=== Raw records ===

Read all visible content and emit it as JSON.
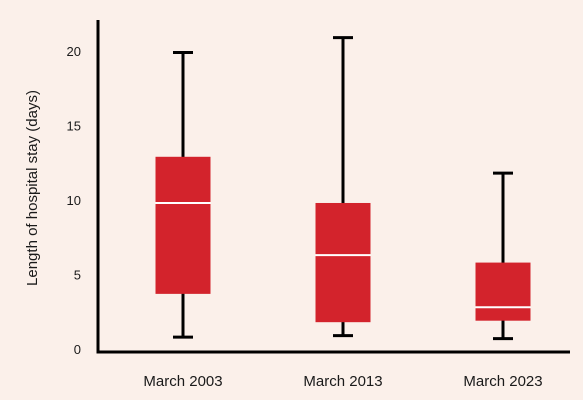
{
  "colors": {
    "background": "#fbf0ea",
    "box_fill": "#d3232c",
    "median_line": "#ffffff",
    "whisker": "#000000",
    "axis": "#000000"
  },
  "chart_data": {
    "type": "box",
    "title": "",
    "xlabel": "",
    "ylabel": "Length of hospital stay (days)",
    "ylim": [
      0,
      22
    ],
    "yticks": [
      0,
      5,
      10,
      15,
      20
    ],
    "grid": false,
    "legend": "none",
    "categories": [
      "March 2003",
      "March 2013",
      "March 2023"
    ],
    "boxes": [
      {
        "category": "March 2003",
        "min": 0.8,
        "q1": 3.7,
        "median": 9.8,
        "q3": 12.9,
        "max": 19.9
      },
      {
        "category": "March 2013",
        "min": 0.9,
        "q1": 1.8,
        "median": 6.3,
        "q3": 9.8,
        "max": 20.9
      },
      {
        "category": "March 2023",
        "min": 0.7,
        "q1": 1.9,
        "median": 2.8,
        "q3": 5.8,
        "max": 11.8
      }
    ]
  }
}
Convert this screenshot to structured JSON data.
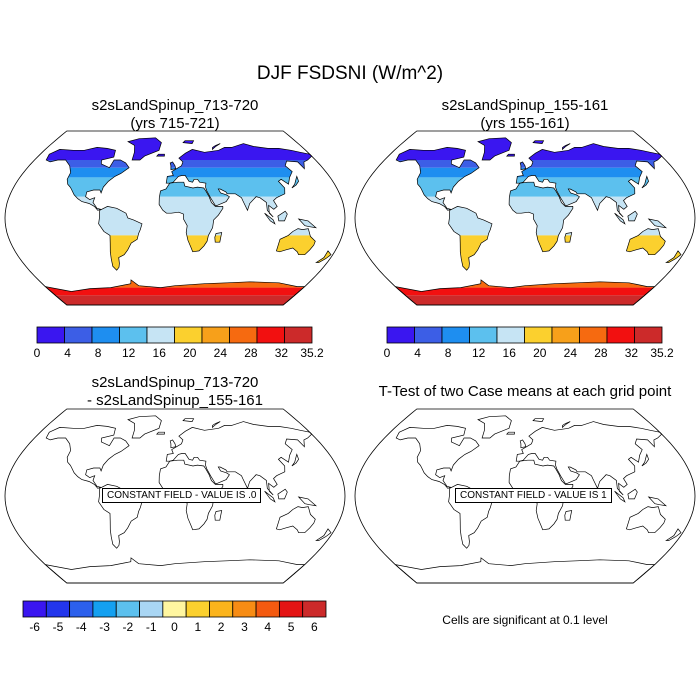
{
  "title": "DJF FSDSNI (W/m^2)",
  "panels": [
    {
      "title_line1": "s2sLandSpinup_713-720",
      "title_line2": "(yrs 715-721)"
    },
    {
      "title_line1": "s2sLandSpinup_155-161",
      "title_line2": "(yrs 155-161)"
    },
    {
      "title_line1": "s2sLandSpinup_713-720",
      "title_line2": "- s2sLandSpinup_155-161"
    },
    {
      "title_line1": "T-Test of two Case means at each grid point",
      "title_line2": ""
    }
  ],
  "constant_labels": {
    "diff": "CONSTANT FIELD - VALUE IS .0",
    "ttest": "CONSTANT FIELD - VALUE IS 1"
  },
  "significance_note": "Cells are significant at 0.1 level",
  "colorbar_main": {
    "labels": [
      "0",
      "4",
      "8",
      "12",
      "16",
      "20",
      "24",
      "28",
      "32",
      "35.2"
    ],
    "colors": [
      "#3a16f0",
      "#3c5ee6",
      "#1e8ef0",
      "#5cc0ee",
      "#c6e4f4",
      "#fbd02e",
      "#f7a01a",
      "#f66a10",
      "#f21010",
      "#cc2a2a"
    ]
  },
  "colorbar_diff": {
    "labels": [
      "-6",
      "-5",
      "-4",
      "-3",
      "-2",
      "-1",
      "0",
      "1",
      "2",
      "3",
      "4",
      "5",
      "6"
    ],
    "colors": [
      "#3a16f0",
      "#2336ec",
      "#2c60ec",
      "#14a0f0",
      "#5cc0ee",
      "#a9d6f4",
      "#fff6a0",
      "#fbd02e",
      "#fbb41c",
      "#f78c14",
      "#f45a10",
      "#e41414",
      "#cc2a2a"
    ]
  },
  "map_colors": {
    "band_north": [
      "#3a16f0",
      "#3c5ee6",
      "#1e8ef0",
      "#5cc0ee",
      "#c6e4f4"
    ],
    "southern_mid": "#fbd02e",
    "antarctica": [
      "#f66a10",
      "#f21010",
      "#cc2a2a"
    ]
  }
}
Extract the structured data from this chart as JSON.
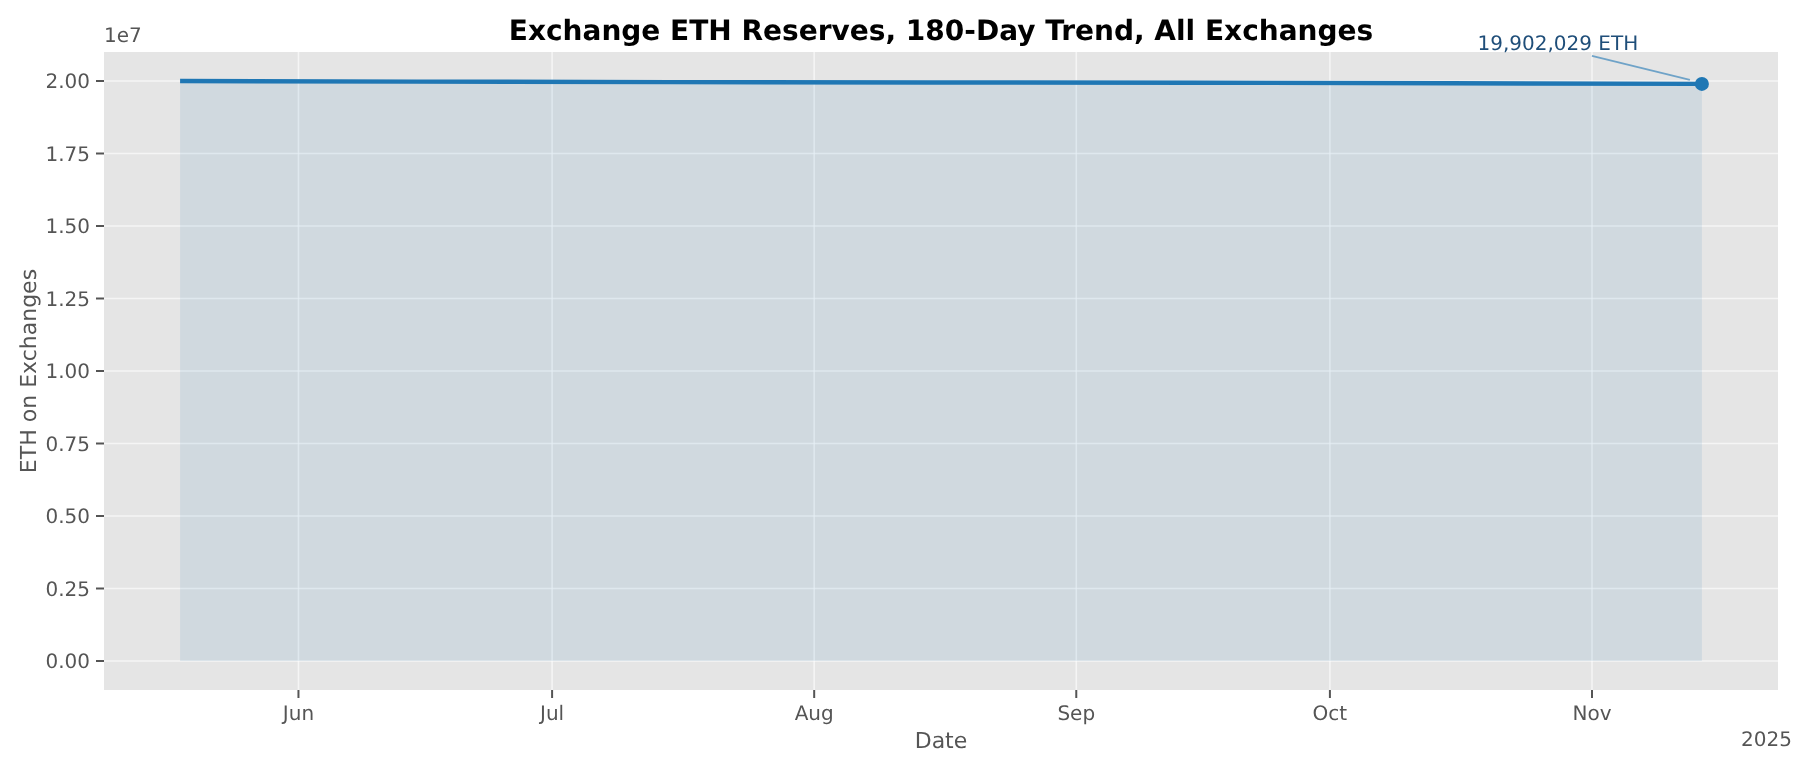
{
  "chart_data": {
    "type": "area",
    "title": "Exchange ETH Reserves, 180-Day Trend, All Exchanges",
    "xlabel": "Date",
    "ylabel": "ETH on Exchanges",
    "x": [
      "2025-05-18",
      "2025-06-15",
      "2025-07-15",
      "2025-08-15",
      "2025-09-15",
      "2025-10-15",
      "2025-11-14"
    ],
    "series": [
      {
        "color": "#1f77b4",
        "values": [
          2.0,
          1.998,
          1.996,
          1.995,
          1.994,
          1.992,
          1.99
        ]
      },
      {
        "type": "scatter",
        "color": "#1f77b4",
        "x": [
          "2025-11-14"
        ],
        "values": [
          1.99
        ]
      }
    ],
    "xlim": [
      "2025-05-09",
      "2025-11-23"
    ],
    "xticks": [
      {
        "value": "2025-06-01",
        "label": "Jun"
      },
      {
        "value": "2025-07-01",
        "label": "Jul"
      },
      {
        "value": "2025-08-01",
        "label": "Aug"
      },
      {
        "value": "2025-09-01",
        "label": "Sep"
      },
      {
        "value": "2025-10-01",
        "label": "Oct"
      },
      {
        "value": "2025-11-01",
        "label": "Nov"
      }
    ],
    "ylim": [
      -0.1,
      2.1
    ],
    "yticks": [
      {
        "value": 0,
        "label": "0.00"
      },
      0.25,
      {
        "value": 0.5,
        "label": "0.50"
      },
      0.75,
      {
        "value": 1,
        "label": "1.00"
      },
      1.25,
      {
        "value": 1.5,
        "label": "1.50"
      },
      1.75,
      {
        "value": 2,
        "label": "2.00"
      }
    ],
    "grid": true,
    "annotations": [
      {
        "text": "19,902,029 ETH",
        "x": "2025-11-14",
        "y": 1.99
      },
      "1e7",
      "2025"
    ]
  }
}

===

Copy each line in full and exactly, omitting any picture.

The answer:
Read all visible content and emit it as JSON.
{
  "colors": {
    "background": "#fbf0ea",
    "box_fill": "#d3232c",
    "median_line": "#ffffff",
    "whisker": "#000000",
    "axis": "#000000"
  },
  "chart_data": {
    "type": "box",
    "title": "",
    "xlabel": "",
    "ylabel": "Length of hospital stay (days)",
    "ylim": [
      0,
      22
    ],
    "yticks": [
      0,
      5,
      10,
      15,
      20
    ],
    "grid": false,
    "legend": "none",
    "categories": [
      "March 2003",
      "March 2013",
      "March 2023"
    ],
    "boxes": [
      {
        "category": "March 2003",
        "min": 0.8,
        "q1": 3.7,
        "median": 9.8,
        "q3": 12.9,
        "max": 19.9
      },
      {
        "category": "March 2013",
        "min": 0.9,
        "q1": 1.8,
        "median": 6.3,
        "q3": 9.8,
        "max": 20.9
      },
      {
        "category": "March 2023",
        "min": 0.7,
        "q1": 1.9,
        "median": 2.8,
        "q3": 5.8,
        "max": 11.8
      }
    ]
  }
}
Convert this screenshot to structured JSON data.
{
  "title": "DJF FSDSNI (W/m^2)",
  "panels": [
    {
      "title_line1": "s2sLandSpinup_713-720",
      "title_line2": "(yrs 715-721)"
    },
    {
      "title_line1": "s2sLandSpinup_155-161",
      "title_line2": "(yrs 155-161)"
    },
    {
      "title_line1": "s2sLandSpinup_713-720",
      "title_line2": "- s2sLandSpinup_155-161"
    },
    {
      "title_line1": "T-Test of two Case means at each grid point",
      "title_line2": ""
    }
  ],
  "constant_labels": {
    "diff": "CONSTANT FIELD - VALUE IS .0",
    "ttest": "CONSTANT FIELD - VALUE IS 1"
  },
  "significance_note": "Cells are significant at 0.1 level",
  "colorbar_main": {
    "labels": [
      "0",
      "4",
      "8",
      "12",
      "16",
      "20",
      "24",
      "28",
      "32",
      "35.2"
    ],
    "colors": [
      "#3a16f0",
      "#3c5ee6",
      "#1e8ef0",
      "#5cc0ee",
      "#c6e4f4",
      "#fbd02e",
      "#f7a01a",
      "#f66a10",
      "#f21010",
      "#cc2a2a"
    ]
  },
  "colorbar_diff": {
    "labels": [
      "-6",
      "-5",
      "-4",
      "-3",
      "-2",
      "-1",
      "0",
      "1",
      "2",
      "3",
      "4",
      "5",
      "6"
    ],
    "colors": [
      "#3a16f0",
      "#2336ec",
      "#2c60ec",
      "#14a0f0",
      "#5cc0ee",
      "#a9d6f4",
      "#fff6a0",
      "#fbd02e",
      "#fbb41c",
      "#f78c14",
      "#f45a10",
      "#e41414",
      "#cc2a2a"
    ]
  },
  "map_colors": {
    "band_north": [
      "#3a16f0",
      "#3c5ee6",
      "#1e8ef0",
      "#5cc0ee",
      "#c6e4f4"
    ],
    "southern_mid": "#fbd02e",
    "antarctica": [
      "#f66a10",
      "#f21010",
      "#cc2a2a"
    ]
  }
}
Extract the structured data from this chart as JSON.
{
  "chart_data": {
    "type": "area",
    "title": "Exchange ETH Reserves, 180-Day Trend, All Exchanges",
    "xlabel": "Date",
    "ylabel": "ETH on Exchanges",
    "x": [
      "2025-05-18",
      "2025-06-15",
      "2025-07-15",
      "2025-08-15",
      "2025-09-15",
      "2025-10-15",
      "2025-11-14"
    ],
    "series": [
      {
        "color": "#1f77b4",
        "values": [
          2.0,
          1.998,
          1.996,
          1.995,
          1.994,
          1.992,
          1.99
        ]
      },
      {
        "type": "scatter",
        "color": "#1f77b4",
        "x": [
          "2025-11-14"
        ],
        "values": [
          1.99
        ]
      }
    ],
    "xlim": [
      "2025-05-09",
      "2025-11-23"
    ],
    "xticks": [
      {
        "value": "2025-06-01",
        "label": "Jun"
      },
      {
        "value": "2025-07-01",
        "label": "Jul"
      },
      {
        "value": "2025-08-01",
        "label": "Aug"
      },
      {
        "value": "2025-09-01",
        "label": "Sep"
      },
      {
        "value": "2025-10-01",
        "label": "Oct"
      },
      {
        "value": "2025-11-01",
        "label": "Nov"
      }
    ],
    "ylim": [
      -0.1,
      2.1
    ],
    "yticks": [
      {
        "value": 0,
        "label": "0.00"
      },
      0.25,
      {
        "value": 0.5,
        "label": "0.50"
      },
      0.75,
      {
        "value": 1,
        "label": "1.00"
      },
      1.25,
      {
        "value": 1.5,
        "label": "1.50"
      },
      1.75,
      {
        "value": 2,
        "label": "2.00"
      }
    ],
    "grid": true,
    "annotations": [
      {
        "text": "19,902,029 ETH",
        "x": "2025-11-14",
        "y": 1.99
      },
      "1e7",
      "2025"
    ]
  }
}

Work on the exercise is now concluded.